Convert the data below into a numbered list with one item per line, dropping any blank lines. Leave the pictures out of your answer.

-- START Material for this task --

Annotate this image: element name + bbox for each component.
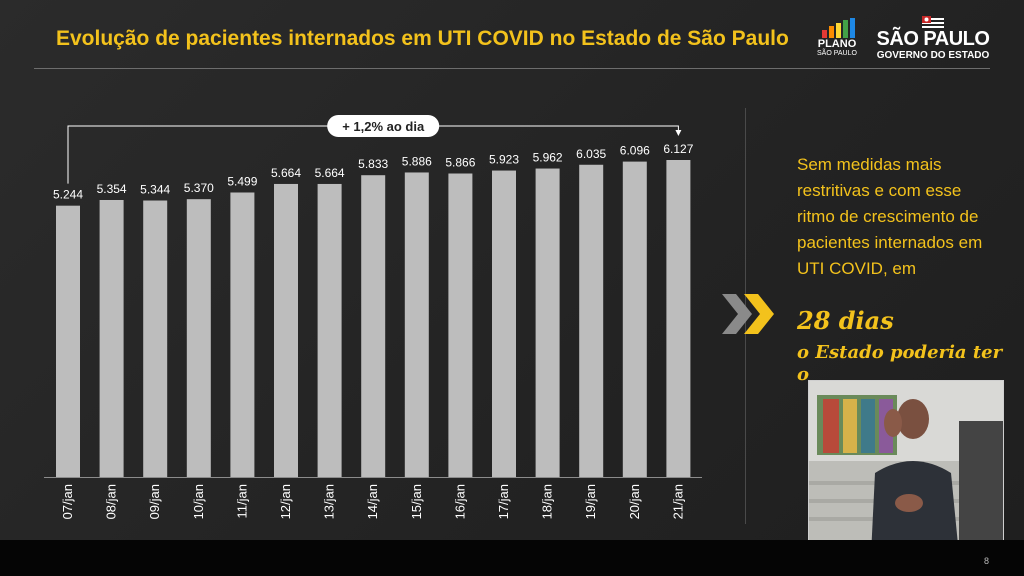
bar-chart: 5.244 07/jan 5.354 08/jan 5.344 09/jan 5.370 10… [44, 115, 702, 519]
data-label: 5.866 [445, 156, 475, 170]
bar [230, 192, 255, 478]
bar [361, 175, 386, 477]
bar [186, 199, 211, 477]
x-tick-label: 16/jan [452, 484, 467, 519]
data-label: 5.833 [358, 157, 388, 171]
page-number: 8 [984, 556, 990, 566]
data-label: 5.962 [533, 151, 563, 165]
sp-logo-text: SÃO PAULO [876, 28, 990, 50]
interpreter-image [809, 381, 1003, 555]
data-label: 5.664 [315, 166, 345, 180]
data-label: 5.354 [97, 182, 127, 196]
sp-government-logo: SÃO PAULO GOVERNO DO ESTADO [868, 16, 998, 61]
side-text: Sem medidas mais restritivas e com esse … [797, 155, 983, 278]
page-title: Evolução de pacientes internados em UTI … [56, 27, 789, 50]
bar-logo-icon [822, 18, 855, 38]
slide: Evolução de pacientes internados em UTI … [0, 0, 1024, 556]
bar [274, 183, 298, 478]
data-label: 6.096 [620, 144, 650, 158]
plano-logo-subtext: SÃO PAULO [817, 50, 857, 57]
x-tick-label: 20/jan [627, 484, 642, 519]
plano-sp-logo: PLANO SÃO PAULO [812, 18, 862, 62]
bar [535, 168, 560, 477]
x-tick-label: 10/jan [191, 484, 206, 519]
data-label: 5.664 [271, 166, 301, 180]
x-tick-label: 11/jan [234, 484, 249, 518]
side-emphasis: 28 dias [797, 306, 894, 335]
bar [56, 205, 80, 477]
bar [579, 164, 604, 477]
x-tick-label: 21/jan [670, 484, 685, 519]
sp-flag-icon [922, 16, 944, 30]
x-tick-label: 15/jan [409, 484, 424, 519]
x-tick-label: 09/jan [147, 484, 162, 519]
chevron-right-icon [722, 294, 774, 334]
annotation-label: + 1,2% ao dia [342, 119, 425, 134]
bar [317, 183, 342, 478]
data-label: 5.923 [489, 153, 519, 167]
x-tick-label: 07/jan [60, 484, 75, 519]
title-divider [34, 68, 990, 69]
annotation-pill [327, 115, 440, 137]
bar [99, 199, 124, 477]
data-label: 5.499 [227, 174, 257, 188]
data-label: 5.370 [184, 181, 214, 195]
bar [404, 172, 429, 477]
data-label: 5.344 [140, 183, 170, 197]
x-tick-label: 13/jan [322, 484, 337, 519]
data-label: 6.127 [663, 142, 693, 156]
x-tick-label: 08/jan [104, 484, 119, 519]
bar [448, 173, 473, 478]
bar [622, 161, 647, 477]
sign-language-video [808, 380, 1004, 556]
side-continuation: o Estado poderia ter o [797, 342, 1003, 385]
sp-logo-subtext: GOVERNO DO ESTADO [876, 50, 990, 61]
x-tick-label: 19/jan [583, 484, 598, 519]
data-label: 5.244 [53, 188, 83, 202]
bottom-bar [0, 540, 1024, 576]
x-tick-label: 17/jan [496, 484, 511, 519]
bar [666, 160, 691, 477]
x-tick-label: 18/jan [540, 484, 555, 519]
bar [143, 200, 168, 477]
x-tick-label: 14/jan [365, 484, 380, 519]
data-label: 6.035 [576, 147, 606, 161]
x-tick-label: 12/jan [278, 484, 293, 519]
bar [492, 170, 516, 477]
data-label: 5.886 [402, 154, 432, 168]
arrow-head-icon [675, 130, 682, 136]
plano-logo-text: PLANO [817, 38, 857, 50]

-- END Material for this task --

* _Finished exercise_:
1. Annotate this image: element name + bbox for each component.
2. bar-chart: 5.244 07/jan 5.354 08/jan 5.344 09/jan 5.370 10… [44, 115, 702, 519]
3. data-label: 5.866 [445, 156, 475, 170]
4. bar [230, 192, 255, 478]
5. bar [361, 175, 386, 477]
6. bar [186, 199, 211, 477]
7. x-tick-label: 16/jan [452, 484, 467, 519]
8. data-label: 5.833 [358, 157, 388, 171]
9. page-number: 8 [984, 556, 990, 566]
10. data-label: 5.962 [533, 151, 563, 165]
11. sp-logo-text: SÃO PAULO [876, 28, 990, 50]
12. interpreter-image [809, 381, 1003, 555]
13. data-label: 5.664 [315, 166, 345, 180]
14. data-label: 5.354 [97, 182, 127, 196]
15. sp-government-logo: SÃO PAULO GOVERNO DO ESTADO [868, 16, 998, 61]
16. side-text: Sem medidas mais restritivas e com esse … [797, 155, 983, 278]
17. page-title: Evolução de pacientes internados em UTI … [56, 27, 789, 50]
18. bar-logo-icon [822, 18, 855, 38]
19. slide: Evolução de pacientes internados em UTI … [0, 0, 1024, 556]
20. bar [274, 183, 298, 478]
21. data-label: 6.096 [620, 144, 650, 158]
22. plano-logo-subtext: SÃO PAULO [817, 50, 857, 57]
23. x-tick-label: 20/jan [627, 484, 642, 519]
24. plano-sp-logo: PLANO SÃO PAULO [812, 18, 862, 62]
25. bar [535, 168, 560, 477]
26. x-tick-label: 10/jan [191, 484, 206, 519]
27. data-label: 5.664 [271, 166, 301, 180]
28. x-tick-label: 11/jan [234, 484, 249, 518]
29. side-emphasis: 28 dias [797, 306, 894, 335]
30. bar [56, 205, 80, 477]
31. bar [579, 164, 604, 477]
32. x-tick-label: 21/jan [670, 484, 685, 519]
33. sp-flag-icon [922, 16, 944, 30]
34. x-tick-label: 15/jan [409, 484, 424, 519]
35. x-tick-label: 09/jan [147, 484, 162, 519]
36. chevron-right-icon [722, 294, 774, 334]
37. annotation-label: + 1,2% ao dia [342, 119, 425, 134]
38. bar [317, 183, 342, 478]
39. data-label: 5.923 [489, 153, 519, 167]
40. x-tick-label: 07/jan [60, 484, 75, 519]
41. title-divider [34, 68, 990, 69]
42. annotation-pill [327, 115, 440, 137]
43. bar [99, 199, 124, 477]
44. data-label: 5.499 [227, 174, 257, 188]
45. data-label: 5.370 [184, 181, 214, 195]
46. bar [404, 172, 429, 477]
47. data-label: 5.344 [140, 183, 170, 197]
48. x-tick-label: 13/jan [322, 484, 337, 519]
49. data-label: 6.127 [663, 142, 693, 156]
50. x-tick-label: 08/jan [104, 484, 119, 519]
51. bar [448, 173, 473, 478]
52. bar [622, 161, 647, 477]
53. sign-language-video [808, 380, 1004, 556]
54. side-continuation: o Estado poderia ter o [797, 342, 1003, 385]
55. sp-logo-subtext: GOVERNO DO ESTADO [876, 50, 990, 61]
56. x-tick-label: 19/jan [583, 484, 598, 519]
57. data-label: 5.244 [53, 188, 83, 202]
58. bottom-bar [0, 540, 1024, 576]
59. x-tick-label: 17/jan [496, 484, 511, 519]
60. bar [666, 160, 691, 477]
61. x-tick-label: 18/jan [540, 484, 555, 519]
62. bar [143, 200, 168, 477]
63. x-tick-label: 14/jan [365, 484, 380, 519]
64. data-label: 6.035 [576, 147, 606, 161]
65. x-tick-label: 12/jan [278, 484, 293, 519]
66. bar [492, 170, 516, 477]
67. data-label: 5.886 [402, 154, 432, 168]
68. arrow-head-icon [675, 130, 682, 136]
69. plano-logo-text: PLANO [817, 38, 857, 50]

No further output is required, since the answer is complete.